Search the entries for the word "физической" and pull out each line that has it.

[Some records]

%%

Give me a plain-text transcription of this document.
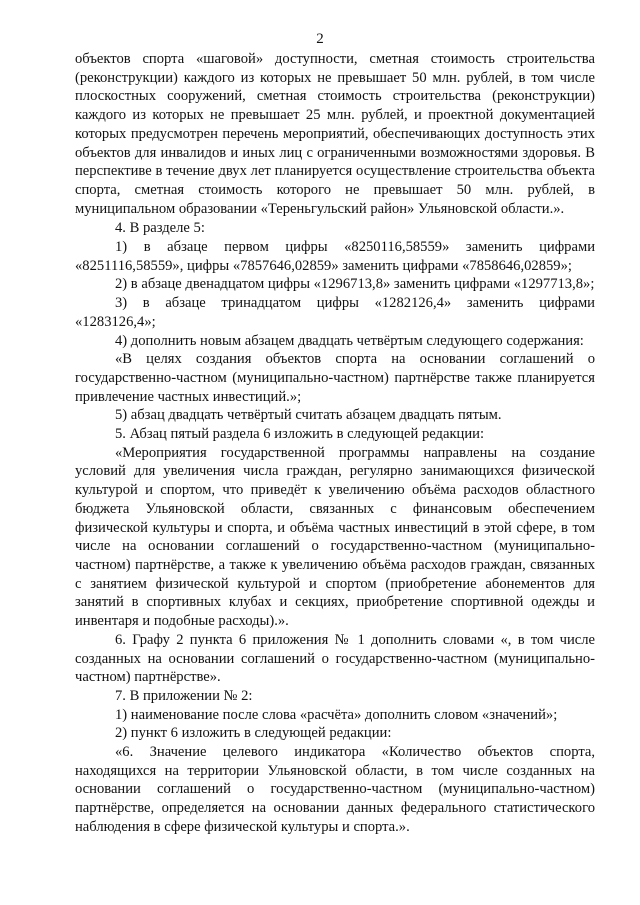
2

объектов спорта «шаговой» доступности, сметная стоимость строительства (реконструкции) каждого из которых не превышает 50 млн. рублей, в том числе плоскостных сооружений, сметная стоимость строительства (реконструкции) каждого из которых не превышает 25 млн. рублей, и проектной документацией которых предусмотрен перечень мероприятий, обеспечивающих доступность этих объектов для инвалидов и иных лиц с ограниченными возможностями здоровья. В перспективе в течение двух лет планируется осуществление строительства объекта спорта, сметная стоимость которого не превышает 50 млн. рублей, в муниципальном образовании «Тереньгульский район» Ульяновской области.».

4. В разделе 5:

1) в абзаце первом цифры «8250116,58559» заменить цифрами «8251116,58559», цифры «7857646,02859» заменить цифрами «7858646,02859»;

2) в абзаце двенадцатом цифры «1296713,8» заменить цифрами «1297713,8»;

3) в абзаце тринадцатом цифры «1282126,4» заменить цифрами «1283126,4»;

4) дополнить новым абзацем двадцать четвёртым следующего содержания:

«В целях создания объектов спорта на основании соглашений о государственно-частном (муниципально-частном) партнёрстве также планируется привлечение частных инвестиций.»;

5) абзац двадцать четвёртый считать абзацем двадцать пятым.

5. Абзац пятый раздела 6 изложить в следующей редакции:

«Мероприятия государственной программы направлены на создание условий для увеличения числа граждан, регулярно занимающихся физической культурой и спортом, что приведёт к увеличению объёма расходов областного бюджета Ульяновской области, связанных с финансовым обеспечением физической культуры и спорта, и объёма частных инвестиций в этой сфере, в том числе на основании соглашений о государственно-частном (муниципально-частном) партнёрстве, а также к увеличению объёма расходов граждан, связанных с занятием физической культурой и спортом (приобретение абонементов для занятий в спортивных клубах и секциях, приобретение спортивной одежды и инвентаря и подобные расходы).».

6. Графу 2 пункта 6 приложения № 1 дополнить словами «, в том числе созданных на основании соглашений о государственно-частном (муниципально-частном) партнёрстве».

7. В приложении № 2:

1) наименование после слова «расчёта» дополнить словом «значений»;

2) пункт 6 изложить в следующей редакции:

«6. Значение целевого индикатора «Количество объектов спорта, находящихся на территории Ульяновской области, в том числе созданных на основании соглашений о государственно-частном (муниципально-частном) партнёрстве, определяется на основании данных федерального статистического наблюдения в сфере физической культуры и спорта.».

%%

• _THE COMPLETED TASK_
«Мероприятия государственной программы направлены на создание условий для увеличения числа граждан, регулярно занимающихся физической культурой и спортом, что приведёт к увеличению объёма расходов областного бюджета Ульяновской области, связанных с финансовым обеспечением физической культуры и спорта, и объёма частных инвестиций в этой сфере, в том числе на основании соглашений о государственно-частном (муниципально-частном) партнёрстве, а также к увеличению объёма расходов граждан, связанных с занятием физической культурой и спортом (приобретение абонементов для занятий в спортивных клубах и секциях, приобретение спортивной одежды и инвентаря и подобные расходы).».
«6. Значение целевого индикатора «Количество объектов спорта, находящихся на территории Ульяновской области, в том числе созданных на основании соглашений о государственно-частном (муниципально-частном) партнёрстве, определяется на основании данных федерального статистического наблюдения в сфере физической культуры и спорта.».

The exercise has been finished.